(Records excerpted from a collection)
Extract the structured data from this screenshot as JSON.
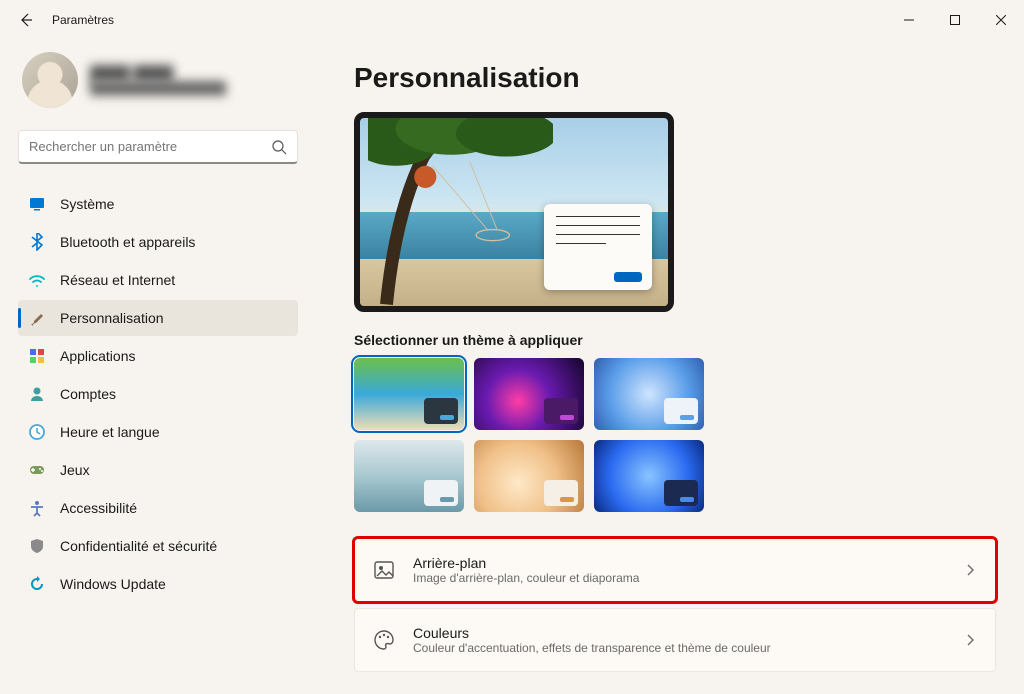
{
  "window": {
    "title": "Paramètres"
  },
  "profile": {
    "name": "████ ████",
    "email": "████████████████"
  },
  "search": {
    "placeholder": "Rechercher un paramètre"
  },
  "nav": {
    "items": [
      {
        "label": "Système",
        "icon": "system",
        "color": "#0078d4"
      },
      {
        "label": "Bluetooth et appareils",
        "icon": "bluetooth",
        "color": "#0078d4"
      },
      {
        "label": "Réseau et Internet",
        "icon": "wifi",
        "color": "#00b7c3"
      },
      {
        "label": "Personnalisation",
        "icon": "brush",
        "color": "#8a6b4f",
        "selected": true
      },
      {
        "label": "Applications",
        "icon": "apps",
        "color": "#4f6bed"
      },
      {
        "label": "Comptes",
        "icon": "person",
        "color": "#3aa0a0"
      },
      {
        "label": "Heure et langue",
        "icon": "clock",
        "color": "#4aa8d8"
      },
      {
        "label": "Jeux",
        "icon": "game",
        "color": "#7a9a5a"
      },
      {
        "label": "Accessibilité",
        "icon": "access",
        "color": "#5a7ac0"
      },
      {
        "label": "Confidentialité et sécurité",
        "icon": "shield",
        "color": "#8a8a8a"
      },
      {
        "label": "Windows Update",
        "icon": "update",
        "color": "#0099bc"
      }
    ]
  },
  "page": {
    "title": "Personnalisation",
    "theme_section_label": "Sélectionner un thème à appliquer",
    "themes": [
      {
        "bg": "linear-gradient(180deg,#6cc04a 0%,#3aa8d8 50%,#eeddb8 100%)",
        "mini_bg": "#2a3740",
        "mini_btn": "#4aa8d8",
        "selected": true
      },
      {
        "bg": "radial-gradient(circle at 40% 60%,#ff3da6 0%,#6a1ab0 40%,#14052a 100%)",
        "mini_bg": "#4a1a66",
        "mini_btn": "#c04ad8"
      },
      {
        "bg": "radial-gradient(circle at 50% 50%,#cfe4ff 0%,#5a9de8 60%,#3060b0 100%)",
        "mini_bg": "#eef3fa",
        "mini_btn": "#5a9de8"
      },
      {
        "bg": "linear-gradient(180deg,#dde8ec 0%,#a8c8d0 50%,#6a9aa8 100%)",
        "mini_bg": "#f0f3f5",
        "mini_btn": "#6a9aa8"
      },
      {
        "bg": "radial-gradient(circle at 40% 60%,#ffe9c8 0%,#f0c088 50%,#b87838 100%)",
        "mini_bg": "#f5efe6",
        "mini_btn": "#d89848"
      },
      {
        "bg": "radial-gradient(circle at 50% 50%,#88c4ff 0%,#2a6af0 60%,#0a2a80 100%)",
        "mini_bg": "#1a2a50",
        "mini_btn": "#4a8af0"
      }
    ],
    "settings": [
      {
        "title": "Arrière-plan",
        "desc": "Image d'arrière-plan, couleur et diaporama",
        "icon": "picture",
        "highlight": true
      },
      {
        "title": "Couleurs",
        "desc": "Couleur d'accentuation, effets de transparence et thème de couleur",
        "icon": "palette"
      }
    ]
  }
}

EXERCISE DIRECTIONS — Repeat all the data as it stands, dropping any images it holds.

RESULT FOR THIS TASK —
Extract the structured data from this screenshot as JSON.
{
  "window": {
    "title": "Paramètres"
  },
  "profile": {
    "name": "████ ████",
    "email": "████████████████"
  },
  "search": {
    "placeholder": "Rechercher un paramètre"
  },
  "nav": {
    "items": [
      {
        "label": "Système",
        "icon": "system",
        "color": "#0078d4"
      },
      {
        "label": "Bluetooth et appareils",
        "icon": "bluetooth",
        "color": "#0078d4"
      },
      {
        "label": "Réseau et Internet",
        "icon": "wifi",
        "color": "#00b7c3"
      },
      {
        "label": "Personnalisation",
        "icon": "brush",
        "color": "#8a6b4f",
        "selected": true
      },
      {
        "label": "Applications",
        "icon": "apps",
        "color": "#4f6bed"
      },
      {
        "label": "Comptes",
        "icon": "person",
        "color": "#3aa0a0"
      },
      {
        "label": "Heure et langue",
        "icon": "clock",
        "color": "#4aa8d8"
      },
      {
        "label": "Jeux",
        "icon": "game",
        "color": "#7a9a5a"
      },
      {
        "label": "Accessibilité",
        "icon": "access",
        "color": "#5a7ac0"
      },
      {
        "label": "Confidentialité et sécurité",
        "icon": "shield",
        "color": "#8a8a8a"
      },
      {
        "label": "Windows Update",
        "icon": "update",
        "color": "#0099bc"
      }
    ]
  },
  "page": {
    "title": "Personnalisation",
    "theme_section_label": "Sélectionner un thème à appliquer",
    "themes": [
      {
        "bg": "linear-gradient(180deg,#6cc04a 0%,#3aa8d8 50%,#eeddb8 100%)",
        "mini_bg": "#2a3740",
        "mini_btn": "#4aa8d8",
        "selected": true
      },
      {
        "bg": "radial-gradient(circle at 40% 60%,#ff3da6 0%,#6a1ab0 40%,#14052a 100%)",
        "mini_bg": "#4a1a66",
        "mini_btn": "#c04ad8"
      },
      {
        "bg": "radial-gradient(circle at 50% 50%,#cfe4ff 0%,#5a9de8 60%,#3060b0 100%)",
        "mini_bg": "#eef3fa",
        "mini_btn": "#5a9de8"
      },
      {
        "bg": "linear-gradient(180deg,#dde8ec 0%,#a8c8d0 50%,#6a9aa8 100%)",
        "mini_bg": "#f0f3f5",
        "mini_btn": "#6a9aa8"
      },
      {
        "bg": "radial-gradient(circle at 40% 60%,#ffe9c8 0%,#f0c088 50%,#b87838 100%)",
        "mini_bg": "#f5efe6",
        "mini_btn": "#d89848"
      },
      {
        "bg": "radial-gradient(circle at 50% 50%,#88c4ff 0%,#2a6af0 60%,#0a2a80 100%)",
        "mini_bg": "#1a2a50",
        "mini_btn": "#4a8af0"
      }
    ],
    "settings": [
      {
        "title": "Arrière-plan",
        "desc": "Image d'arrière-plan, couleur et diaporama",
        "icon": "picture",
        "highlight": true
      },
      {
        "title": "Couleurs",
        "desc": "Couleur d'accentuation, effets de transparence et thème de couleur",
        "icon": "palette"
      }
    ]
  }
}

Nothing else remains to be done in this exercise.